## TASK INSTRUCTIONS:
Copy the passage of the documentary review starting at "At one point" and ending at "are in jail.", and use "afraid" wherever "fearful" appears.
--- start of DOCUMENT TEXT ---
At one point during the documentary about the artist Ai Weiwei, someone wonders how he can be so fearless in his defiance of the Chinese government, and he disagrees with the characterization.
He’s not fearless, he says, he’s fearful, fearful of what the future will be if people like him don’t do something.
Those kinds of insights are scattered throughout “Ai Weiwei: Never Sorry,” a stirring portrait of an artist speaking freely in a society without free speech. As an internationally famous artworld celebrity, Ai has a little more leeway than other activists, some of whom are in jail.
But he has plenty to be fearful about, as director Alison Klayman discovers in the course of following Ai Weiwei around for a couple of years, a period that includes his own incarceration in 2011.
While uncovering information about the thousands who died in an earthquake (shoddy construction resulted in many deaths), Ai is beaten up by police, an assault that resulted in a potentially life-threatening blood clot.
He follows that experience by dutifully attempting to file a complaint with Chinese authorities, a process he knows will fail but that he is determined to attempt. Passivity is the problem, he suggests, and he is driven to make the effort, even in the face of certain defeat.
These scenes contrast with Ai’s experiences in the art world, during major exhibitions of his work in London and Munich, where we see the effect of his large-scale projects. Clearly, he could have a nice life if he just went along with things.
But he can’t do that. He was involved in the design of the much-praised “Birdcage” stadium at the Beijing Olympics, and the government built him a large studio complex for his projects. But before the games took place he denounced the authorities for presenting a false face to the world.
--- end of DOCUMENT TEXT ---
--- start of STORED DATA ---
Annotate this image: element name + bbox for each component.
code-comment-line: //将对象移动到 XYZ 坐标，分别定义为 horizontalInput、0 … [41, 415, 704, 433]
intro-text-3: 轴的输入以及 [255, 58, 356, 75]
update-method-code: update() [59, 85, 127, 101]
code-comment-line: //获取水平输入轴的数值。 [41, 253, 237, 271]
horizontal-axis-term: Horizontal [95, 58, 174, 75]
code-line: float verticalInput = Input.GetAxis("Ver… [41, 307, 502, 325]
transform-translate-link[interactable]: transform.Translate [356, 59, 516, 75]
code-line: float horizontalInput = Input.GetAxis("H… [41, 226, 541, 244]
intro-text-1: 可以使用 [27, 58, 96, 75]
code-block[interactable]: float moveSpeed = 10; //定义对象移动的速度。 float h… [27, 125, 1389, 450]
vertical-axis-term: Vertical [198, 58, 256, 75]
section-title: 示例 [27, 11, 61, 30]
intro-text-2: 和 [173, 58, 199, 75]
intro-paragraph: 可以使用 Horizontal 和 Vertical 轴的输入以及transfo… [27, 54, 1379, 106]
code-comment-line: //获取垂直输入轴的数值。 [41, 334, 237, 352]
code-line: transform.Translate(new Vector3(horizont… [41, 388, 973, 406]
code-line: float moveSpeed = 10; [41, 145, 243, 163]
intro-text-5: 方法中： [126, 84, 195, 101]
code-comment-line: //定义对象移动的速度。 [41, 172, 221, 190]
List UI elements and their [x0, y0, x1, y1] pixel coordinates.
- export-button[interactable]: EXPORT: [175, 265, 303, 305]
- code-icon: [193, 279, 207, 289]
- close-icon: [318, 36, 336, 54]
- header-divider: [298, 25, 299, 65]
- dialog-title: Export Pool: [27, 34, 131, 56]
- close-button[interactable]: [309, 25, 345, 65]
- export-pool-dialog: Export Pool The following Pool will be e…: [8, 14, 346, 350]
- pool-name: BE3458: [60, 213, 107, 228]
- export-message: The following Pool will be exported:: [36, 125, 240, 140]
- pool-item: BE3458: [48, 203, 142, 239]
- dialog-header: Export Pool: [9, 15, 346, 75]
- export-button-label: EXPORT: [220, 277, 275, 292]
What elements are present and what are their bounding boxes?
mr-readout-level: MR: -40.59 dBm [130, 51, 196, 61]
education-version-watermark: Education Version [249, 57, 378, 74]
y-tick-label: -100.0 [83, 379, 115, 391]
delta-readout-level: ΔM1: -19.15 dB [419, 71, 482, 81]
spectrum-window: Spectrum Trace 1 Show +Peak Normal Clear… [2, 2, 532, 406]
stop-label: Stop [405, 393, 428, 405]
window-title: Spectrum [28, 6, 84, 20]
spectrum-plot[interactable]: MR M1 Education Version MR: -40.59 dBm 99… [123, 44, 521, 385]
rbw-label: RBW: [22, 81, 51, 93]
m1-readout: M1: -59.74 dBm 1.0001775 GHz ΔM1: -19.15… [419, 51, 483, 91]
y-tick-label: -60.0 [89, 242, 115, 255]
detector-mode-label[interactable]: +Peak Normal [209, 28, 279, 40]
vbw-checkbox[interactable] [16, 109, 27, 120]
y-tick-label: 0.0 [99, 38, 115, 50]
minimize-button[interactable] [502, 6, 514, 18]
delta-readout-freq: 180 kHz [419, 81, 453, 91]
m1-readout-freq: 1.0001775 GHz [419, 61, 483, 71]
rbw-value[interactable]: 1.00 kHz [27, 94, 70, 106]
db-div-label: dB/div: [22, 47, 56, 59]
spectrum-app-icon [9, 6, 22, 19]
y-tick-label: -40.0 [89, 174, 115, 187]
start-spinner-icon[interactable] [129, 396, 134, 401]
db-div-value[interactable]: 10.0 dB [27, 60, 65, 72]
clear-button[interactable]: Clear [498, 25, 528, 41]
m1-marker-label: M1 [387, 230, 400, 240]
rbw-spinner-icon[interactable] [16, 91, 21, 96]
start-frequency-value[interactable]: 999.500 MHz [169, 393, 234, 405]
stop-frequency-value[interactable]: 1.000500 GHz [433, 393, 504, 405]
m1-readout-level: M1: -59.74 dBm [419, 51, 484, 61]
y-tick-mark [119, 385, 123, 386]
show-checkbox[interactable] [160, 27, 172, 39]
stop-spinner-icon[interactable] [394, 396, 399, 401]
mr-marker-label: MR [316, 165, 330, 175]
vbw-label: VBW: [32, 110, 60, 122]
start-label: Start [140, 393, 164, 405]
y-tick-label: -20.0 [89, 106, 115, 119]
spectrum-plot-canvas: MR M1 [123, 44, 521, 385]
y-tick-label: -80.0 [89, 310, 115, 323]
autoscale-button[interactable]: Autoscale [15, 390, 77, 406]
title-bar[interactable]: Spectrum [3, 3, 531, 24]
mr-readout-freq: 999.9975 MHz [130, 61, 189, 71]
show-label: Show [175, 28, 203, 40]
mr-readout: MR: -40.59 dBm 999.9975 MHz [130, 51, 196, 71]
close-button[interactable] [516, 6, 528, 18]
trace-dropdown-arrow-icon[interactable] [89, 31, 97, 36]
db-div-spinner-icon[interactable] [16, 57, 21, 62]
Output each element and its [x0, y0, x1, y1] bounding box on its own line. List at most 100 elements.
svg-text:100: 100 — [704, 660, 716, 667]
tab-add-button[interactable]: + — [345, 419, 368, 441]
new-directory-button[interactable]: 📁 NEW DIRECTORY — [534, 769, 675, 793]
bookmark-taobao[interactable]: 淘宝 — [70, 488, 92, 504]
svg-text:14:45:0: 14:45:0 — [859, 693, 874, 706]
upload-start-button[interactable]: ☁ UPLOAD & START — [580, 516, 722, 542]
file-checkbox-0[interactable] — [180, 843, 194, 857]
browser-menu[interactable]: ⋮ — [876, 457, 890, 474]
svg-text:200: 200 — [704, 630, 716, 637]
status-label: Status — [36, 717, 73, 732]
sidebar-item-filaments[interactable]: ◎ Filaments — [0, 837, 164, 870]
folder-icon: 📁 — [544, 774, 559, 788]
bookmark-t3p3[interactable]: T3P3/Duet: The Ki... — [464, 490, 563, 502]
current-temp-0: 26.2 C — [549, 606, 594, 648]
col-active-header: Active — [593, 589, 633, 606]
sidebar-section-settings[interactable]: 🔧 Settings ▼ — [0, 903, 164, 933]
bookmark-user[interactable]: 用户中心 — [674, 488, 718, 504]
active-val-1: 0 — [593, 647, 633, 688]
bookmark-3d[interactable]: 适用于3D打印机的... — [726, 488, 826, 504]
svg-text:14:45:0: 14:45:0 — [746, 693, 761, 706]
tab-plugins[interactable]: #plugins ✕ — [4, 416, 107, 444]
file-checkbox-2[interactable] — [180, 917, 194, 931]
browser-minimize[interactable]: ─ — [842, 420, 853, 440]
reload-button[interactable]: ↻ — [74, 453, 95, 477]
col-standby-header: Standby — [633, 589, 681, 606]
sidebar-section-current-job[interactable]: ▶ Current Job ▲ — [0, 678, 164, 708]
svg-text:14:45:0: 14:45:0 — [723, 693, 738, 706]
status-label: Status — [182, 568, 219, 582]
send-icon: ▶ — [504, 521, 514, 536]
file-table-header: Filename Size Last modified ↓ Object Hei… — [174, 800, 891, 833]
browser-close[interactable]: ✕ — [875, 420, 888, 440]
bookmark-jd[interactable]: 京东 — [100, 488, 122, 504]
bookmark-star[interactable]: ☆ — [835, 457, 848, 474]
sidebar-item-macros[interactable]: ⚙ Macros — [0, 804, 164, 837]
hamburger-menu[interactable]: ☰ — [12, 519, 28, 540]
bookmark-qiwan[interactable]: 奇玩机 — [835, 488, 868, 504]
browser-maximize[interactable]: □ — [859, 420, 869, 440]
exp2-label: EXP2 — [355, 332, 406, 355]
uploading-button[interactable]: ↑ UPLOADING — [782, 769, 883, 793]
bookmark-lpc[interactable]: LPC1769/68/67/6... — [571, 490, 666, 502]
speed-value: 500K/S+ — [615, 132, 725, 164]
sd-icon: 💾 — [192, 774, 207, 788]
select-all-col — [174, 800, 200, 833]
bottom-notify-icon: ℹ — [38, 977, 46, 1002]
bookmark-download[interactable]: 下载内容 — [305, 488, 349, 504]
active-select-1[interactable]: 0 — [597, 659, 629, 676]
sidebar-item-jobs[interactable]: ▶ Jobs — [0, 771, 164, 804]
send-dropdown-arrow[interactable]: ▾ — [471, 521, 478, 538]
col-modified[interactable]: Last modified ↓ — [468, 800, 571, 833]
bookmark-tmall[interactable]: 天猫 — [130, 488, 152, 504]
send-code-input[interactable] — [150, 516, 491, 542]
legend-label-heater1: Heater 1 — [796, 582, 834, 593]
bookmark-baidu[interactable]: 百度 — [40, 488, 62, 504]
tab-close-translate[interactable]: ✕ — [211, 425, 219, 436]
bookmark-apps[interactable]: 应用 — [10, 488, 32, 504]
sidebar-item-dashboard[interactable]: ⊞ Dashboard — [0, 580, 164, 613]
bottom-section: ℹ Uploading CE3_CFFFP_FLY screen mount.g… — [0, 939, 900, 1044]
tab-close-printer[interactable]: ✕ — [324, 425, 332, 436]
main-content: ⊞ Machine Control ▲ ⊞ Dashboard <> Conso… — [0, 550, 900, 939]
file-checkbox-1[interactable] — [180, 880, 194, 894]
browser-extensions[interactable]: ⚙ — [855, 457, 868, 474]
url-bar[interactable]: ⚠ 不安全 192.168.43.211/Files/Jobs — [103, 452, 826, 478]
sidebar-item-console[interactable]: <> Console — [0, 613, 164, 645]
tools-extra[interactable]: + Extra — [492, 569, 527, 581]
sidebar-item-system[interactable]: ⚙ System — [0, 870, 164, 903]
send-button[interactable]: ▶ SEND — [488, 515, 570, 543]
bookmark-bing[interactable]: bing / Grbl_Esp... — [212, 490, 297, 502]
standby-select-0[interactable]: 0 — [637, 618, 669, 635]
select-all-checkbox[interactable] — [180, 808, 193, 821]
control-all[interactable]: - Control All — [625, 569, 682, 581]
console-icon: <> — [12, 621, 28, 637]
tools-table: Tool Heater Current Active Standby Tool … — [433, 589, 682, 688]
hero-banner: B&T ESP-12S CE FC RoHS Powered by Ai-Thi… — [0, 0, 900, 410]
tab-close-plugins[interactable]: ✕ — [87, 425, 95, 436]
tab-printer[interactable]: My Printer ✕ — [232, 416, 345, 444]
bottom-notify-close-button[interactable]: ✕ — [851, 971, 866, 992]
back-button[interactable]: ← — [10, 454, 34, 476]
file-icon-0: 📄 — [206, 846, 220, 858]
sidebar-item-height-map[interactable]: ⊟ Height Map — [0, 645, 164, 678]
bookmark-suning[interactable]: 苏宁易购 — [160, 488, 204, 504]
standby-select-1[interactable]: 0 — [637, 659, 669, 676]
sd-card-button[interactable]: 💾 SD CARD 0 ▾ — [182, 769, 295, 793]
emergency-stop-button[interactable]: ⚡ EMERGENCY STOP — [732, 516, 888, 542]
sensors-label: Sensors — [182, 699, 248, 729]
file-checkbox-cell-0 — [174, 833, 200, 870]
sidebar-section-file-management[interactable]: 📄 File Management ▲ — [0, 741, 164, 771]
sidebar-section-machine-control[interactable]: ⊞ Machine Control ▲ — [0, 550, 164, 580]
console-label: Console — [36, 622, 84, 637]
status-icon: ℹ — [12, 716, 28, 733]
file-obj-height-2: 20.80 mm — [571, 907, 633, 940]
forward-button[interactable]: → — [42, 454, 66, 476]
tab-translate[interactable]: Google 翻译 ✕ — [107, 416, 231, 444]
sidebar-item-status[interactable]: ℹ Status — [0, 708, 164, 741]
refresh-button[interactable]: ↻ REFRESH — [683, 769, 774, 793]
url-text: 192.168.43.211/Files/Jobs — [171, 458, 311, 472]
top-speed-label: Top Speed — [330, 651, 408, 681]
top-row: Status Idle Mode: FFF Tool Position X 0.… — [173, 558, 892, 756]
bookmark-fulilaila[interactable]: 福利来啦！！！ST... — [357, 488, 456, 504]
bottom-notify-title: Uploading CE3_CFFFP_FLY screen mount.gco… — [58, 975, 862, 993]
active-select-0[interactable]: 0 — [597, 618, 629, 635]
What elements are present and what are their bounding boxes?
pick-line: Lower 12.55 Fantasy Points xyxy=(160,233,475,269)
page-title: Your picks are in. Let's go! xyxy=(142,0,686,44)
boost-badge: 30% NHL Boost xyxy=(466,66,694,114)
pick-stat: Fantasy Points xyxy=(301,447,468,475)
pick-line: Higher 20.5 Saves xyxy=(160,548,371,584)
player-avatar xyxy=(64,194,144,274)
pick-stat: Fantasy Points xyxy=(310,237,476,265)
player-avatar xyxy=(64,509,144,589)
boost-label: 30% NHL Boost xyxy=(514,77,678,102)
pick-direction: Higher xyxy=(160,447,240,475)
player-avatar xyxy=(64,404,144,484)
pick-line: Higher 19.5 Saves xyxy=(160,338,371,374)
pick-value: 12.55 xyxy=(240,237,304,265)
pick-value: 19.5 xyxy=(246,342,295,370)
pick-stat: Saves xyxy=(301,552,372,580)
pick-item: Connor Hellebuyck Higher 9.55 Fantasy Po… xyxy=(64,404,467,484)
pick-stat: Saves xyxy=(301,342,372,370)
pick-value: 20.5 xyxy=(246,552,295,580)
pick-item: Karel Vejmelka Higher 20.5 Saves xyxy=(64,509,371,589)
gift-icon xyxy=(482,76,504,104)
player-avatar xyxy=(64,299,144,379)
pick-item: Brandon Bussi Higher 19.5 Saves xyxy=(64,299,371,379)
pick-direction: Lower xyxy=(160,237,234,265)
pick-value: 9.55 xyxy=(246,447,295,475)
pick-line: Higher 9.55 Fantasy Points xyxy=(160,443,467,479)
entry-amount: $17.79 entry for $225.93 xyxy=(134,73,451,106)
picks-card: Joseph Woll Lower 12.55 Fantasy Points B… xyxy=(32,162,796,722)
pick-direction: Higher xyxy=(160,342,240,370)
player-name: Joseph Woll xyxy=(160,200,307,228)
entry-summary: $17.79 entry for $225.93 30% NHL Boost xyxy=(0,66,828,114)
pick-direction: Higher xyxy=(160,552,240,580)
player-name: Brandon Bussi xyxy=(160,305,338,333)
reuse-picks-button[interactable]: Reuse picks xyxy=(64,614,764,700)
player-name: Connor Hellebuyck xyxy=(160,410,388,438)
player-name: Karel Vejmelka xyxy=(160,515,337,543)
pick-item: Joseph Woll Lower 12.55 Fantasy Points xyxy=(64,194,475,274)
--- end of STORED DATA ---
## WORKED SOLUTION:
At one point during the documentary about the artist Ai Weiwei, someone wonders how he can be so fearless in his defiance of the Chinese government, and he disagrees with the characterization.
He’s not fearless, he says, he’s afraid, afraid of what the future will be if people like him don’t do something.
Those kinds of insights are scattered throughout “Ai Weiwei: Never Sorry,” a stirring portrait of an artist speaking freely in a society without free speech. As an internationally famous artworld celebrity, Ai has a little more leeway than other activists, some of whom are in jail.